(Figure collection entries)
>>>
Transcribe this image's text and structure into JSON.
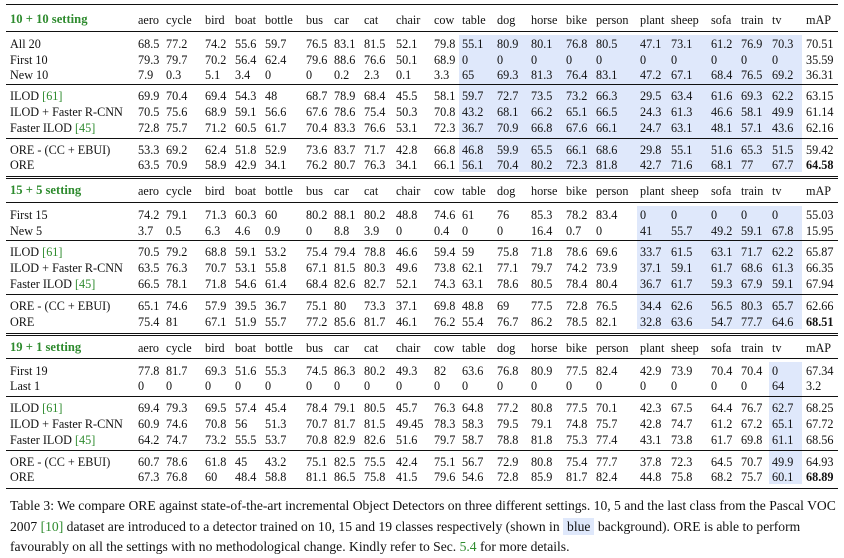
{
  "columns": [
    "aero",
    "cycle",
    "bird",
    "boat",
    "bottle",
    "bus",
    "car",
    "cat",
    "chair",
    "cow",
    "table",
    "dog",
    "horse",
    "bike",
    "person",
    "plant",
    "sheep",
    "sofa",
    "train",
    "tv",
    "mAP"
  ],
  "highlight_color": "#dfe8fb",
  "title_color": "#2e8b2e",
  "sections": [
    {
      "title": "10 + 10 setting",
      "highlight": "table-tv",
      "groups": [
        [
          {
            "label": "All 20",
            "values": [
              "68.5",
              "77.2",
              "74.2",
              "55.6",
              "59.7",
              "76.5",
              "83.1",
              "81.5",
              "52.1",
              "79.8",
              "55.1",
              "80.9",
              "80.1",
              "76.8",
              "80.5",
              "47.1",
              "73.1",
              "61.2",
              "76.9",
              "70.3",
              "70.51"
            ]
          },
          {
            "label": "First 10",
            "values": [
              "79.3",
              "79.7",
              "70.2",
              "56.4",
              "62.4",
              "79.6",
              "88.6",
              "76.6",
              "50.1",
              "68.9",
              "0",
              "0",
              "0",
              "0",
              "0",
              "0",
              "0",
              "0",
              "0",
              "0",
              "35.59"
            ]
          },
          {
            "label": "New 10",
            "values": [
              "7.9",
              "0.3",
              "5.1",
              "3.4",
              "0",
              "0",
              "0.2",
              "2.3",
              "0.1",
              "3.3",
              "65",
              "69.3",
              "81.3",
              "76.4",
              "83.1",
              "47.2",
              "67.1",
              "68.4",
              "76.5",
              "69.2",
              "36.31"
            ]
          }
        ],
        [
          {
            "label": "ILOD",
            "cite": "[61]",
            "values": [
              "69.9",
              "70.4",
              "69.4",
              "54.3",
              "48",
              "68.7",
              "78.9",
              "68.4",
              "45.5",
              "58.1",
              "59.7",
              "72.7",
              "73.5",
              "73.2",
              "66.3",
              "29.5",
              "63.4",
              "61.6",
              "69.3",
              "62.2",
              "63.15"
            ]
          },
          {
            "label": "ILOD + Faster R-CNN",
            "values": [
              "70.5",
              "75.6",
              "68.9",
              "59.1",
              "56.6",
              "67.6",
              "78.6",
              "75.4",
              "50.3",
              "70.8",
              "43.2",
              "68.1",
              "66.2",
              "65.1",
              "66.5",
              "24.3",
              "61.3",
              "46.6",
              "58.1",
              "49.9",
              "61.14"
            ]
          },
          {
            "label": "Faster ILOD",
            "cite": "[45]",
            "values": [
              "72.8",
              "75.7",
              "71.2",
              "60.5",
              "61.7",
              "70.4",
              "83.3",
              "76.6",
              "53.1",
              "72.3",
              "36.7",
              "70.9",
              "66.8",
              "67.6",
              "66.1",
              "24.7",
              "63.1",
              "48.1",
              "57.1",
              "43.6",
              "62.16"
            ]
          }
        ],
        [
          {
            "label": "ORE - (CC + EBUI)",
            "values": [
              "53.3",
              "69.2",
              "62.4",
              "51.8",
              "52.9",
              "73.6",
              "83.7",
              "71.7",
              "42.8",
              "66.8",
              "46.8",
              "59.9",
              "65.5",
              "66.1",
              "68.6",
              "29.8",
              "55.1",
              "51.6",
              "65.3",
              "51.5",
              "59.42"
            ]
          },
          {
            "label": "ORE",
            "values": [
              "63.5",
              "70.9",
              "58.9",
              "42.9",
              "34.1",
              "76.2",
              "80.7",
              "76.3",
              "34.1",
              "66.1",
              "56.1",
              "70.4",
              "80.2",
              "72.3",
              "81.8",
              "42.7",
              "71.6",
              "68.1",
              "77",
              "67.7",
              "64.58"
            ],
            "bold_last": true
          }
        ]
      ]
    },
    {
      "title": "15 + 5 setting",
      "highlight": "plant-tv",
      "groups": [
        [
          {
            "label": "First 15",
            "values": [
              "74.2",
              "79.1",
              "71.3",
              "60.3",
              "60",
              "80.2",
              "88.1",
              "80.2",
              "48.8",
              "74.6",
              "61",
              "76",
              "85.3",
              "78.2",
              "83.4",
              "0",
              "0",
              "0",
              "0",
              "0",
              "55.03"
            ]
          },
          {
            "label": "New 5",
            "values": [
              "3.7",
              "0.5",
              "6.3",
              "4.6",
              "0.9",
              "0",
              "8.8",
              "3.9",
              "0",
              "0.4",
              "0",
              "0",
              "16.4",
              "0.7",
              "0",
              "41",
              "55.7",
              "49.2",
              "59.1",
              "67.8",
              "15.95"
            ]
          }
        ],
        [
          {
            "label": "ILOD",
            "cite": "[61]",
            "values": [
              "70.5",
              "79.2",
              "68.8",
              "59.1",
              "53.2",
              "75.4",
              "79.4",
              "78.8",
              "46.6",
              "59.4",
              "59",
              "75.8",
              "71.8",
              "78.6",
              "69.6",
              "33.7",
              "61.5",
              "63.1",
              "71.7",
              "62.2",
              "65.87"
            ]
          },
          {
            "label": "ILOD + Faster R-CNN",
            "values": [
              "63.5",
              "76.3",
              "70.7",
              "53.1",
              "55.8",
              "67.1",
              "81.5",
              "80.3",
              "49.6",
              "73.8",
              "62.1",
              "77.1",
              "79.7",
              "74.2",
              "73.9",
              "37.1",
              "59.1",
              "61.7",
              "68.6",
              "61.3",
              "66.35"
            ]
          },
          {
            "label": "Faster ILOD",
            "cite": "[45]",
            "values": [
              "66.5",
              "78.1",
              "71.8",
              "54.6",
              "61.4",
              "68.4",
              "82.6",
              "82.7",
              "52.1",
              "74.3",
              "63.1",
              "78.6",
              "80.5",
              "78.4",
              "80.4",
              "36.7",
              "61.7",
              "59.3",
              "67.9",
              "59.1",
              "67.94"
            ]
          }
        ],
        [
          {
            "label": "ORE - (CC + EBUI)",
            "values": [
              "65.1",
              "74.6",
              "57.9",
              "39.5",
              "36.7",
              "75.1",
              "80",
              "73.3",
              "37.1",
              "69.8",
              "48.8",
              "69",
              "77.5",
              "72.8",
              "76.5",
              "34.4",
              "62.6",
              "56.5",
              "80.3",
              "65.7",
              "62.66"
            ]
          },
          {
            "label": "ORE",
            "values": [
              "75.4",
              "81",
              "67.1",
              "51.9",
              "55.7",
              "77.2",
              "85.6",
              "81.7",
              "46.1",
              "76.2",
              "55.4",
              "76.7",
              "86.2",
              "78.5",
              "82.1",
              "32.8",
              "63.6",
              "54.7",
              "77.7",
              "64.6",
              "68.51"
            ],
            "bold_last": true
          }
        ]
      ]
    },
    {
      "title": "19 + 1 setting",
      "highlight": "tv",
      "groups": [
        [
          {
            "label": "First 19",
            "values": [
              "77.8",
              "81.7",
              "69.3",
              "51.6",
              "55.3",
              "74.5",
              "86.3",
              "80.2",
              "49.3",
              "82",
              "63.6",
              "76.8",
              "80.9",
              "77.5",
              "82.4",
              "42.9",
              "73.9",
              "70.4",
              "70.4",
              "0",
              "67.34"
            ]
          },
          {
            "label": "Last 1",
            "values": [
              "0",
              "0",
              "0",
              "0",
              "0",
              "0",
              "0",
              "0",
              "0",
              "0",
              "0",
              "0",
              "0",
              "0",
              "0",
              "0",
              "0",
              "0",
              "0",
              "64",
              "3.2"
            ]
          }
        ],
        [
          {
            "label": "ILOD",
            "cite": "[61]",
            "values": [
              "69.4",
              "79.3",
              "69.5",
              "57.4",
              "45.4",
              "78.4",
              "79.1",
              "80.5",
              "45.7",
              "76.3",
              "64.8",
              "77.2",
              "80.8",
              "77.5",
              "70.1",
              "42.3",
              "67.5",
              "64.4",
              "76.7",
              "62.7",
              "68.25"
            ]
          },
          {
            "label": "ILOD + Faster R-CNN",
            "values": [
              "60.9",
              "74.6",
              "70.8",
              "56",
              "51.3",
              "70.7",
              "81.7",
              "81.5",
              "49.45",
              "78.3",
              "58.3",
              "79.5",
              "79.1",
              "74.8",
              "75.7",
              "42.8",
              "74.7",
              "61.2",
              "67.2",
              "65.1",
              "67.72"
            ]
          },
          {
            "label": "Faster ILOD",
            "cite": "[45]",
            "values": [
              "64.2",
              "74.7",
              "73.2",
              "55.5",
              "53.7",
              "70.8",
              "82.9",
              "82.6",
              "51.6",
              "79.7",
              "58.7",
              "78.8",
              "81.8",
              "75.3",
              "77.4",
              "43.1",
              "73.8",
              "61.7",
              "69.8",
              "61.1",
              "68.56"
            ]
          }
        ],
        [
          {
            "label": "ORE - (CC + EBUI)",
            "values": [
              "60.7",
              "78.6",
              "61.8",
              "45",
              "43.2",
              "75.1",
              "82.5",
              "75.5",
              "42.4",
              "75.1",
              "56.7",
              "72.9",
              "80.8",
              "75.4",
              "77.7",
              "37.8",
              "72.3",
              "64.5",
              "70.7",
              "49.9",
              "64.93"
            ]
          },
          {
            "label": "ORE",
            "values": [
              "67.3",
              "76.8",
              "60",
              "48.4",
              "58.8",
              "81.1",
              "86.5",
              "75.8",
              "41.5",
              "79.6",
              "54.6",
              "72.8",
              "85.9",
              "81.7",
              "82.4",
              "44.8",
              "75.8",
              "68.2",
              "75.7",
              "60.1",
              "68.89"
            ],
            "bold_last": true
          }
        ]
      ]
    }
  ],
  "caption": {
    "p1": "Table 3: We compare ORE against state-of-the-art incremental Object Detectors on three different settings. 10, 5 and the last class from the Pascal VOC 2007 ",
    "cite_voc": "[10]",
    "p2": " dataset are introduced to a detector trained on 10, 15 and 19 classes respectively (shown in ",
    "blue_word": "blue",
    "p3": " background). ORE is able to perform favourably on all the settings with no methodological change. Kindly refer to Sec. ",
    "sec_ref": "5.4",
    "p4": " for more details."
  }
}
<<<
Task brief: Show the lines from the data above that contain the string "settings".

Written response:
    "p1": "Table 3: We compare ORE against state-of-the-art incremental Object Detectors on three different settings. 10, 5 and the last class from the Pascal VOC 2007 ",
    "p3": " background). ORE is able to perform favourably on all the settings with no methodological change. Kindly refer to Sec. ",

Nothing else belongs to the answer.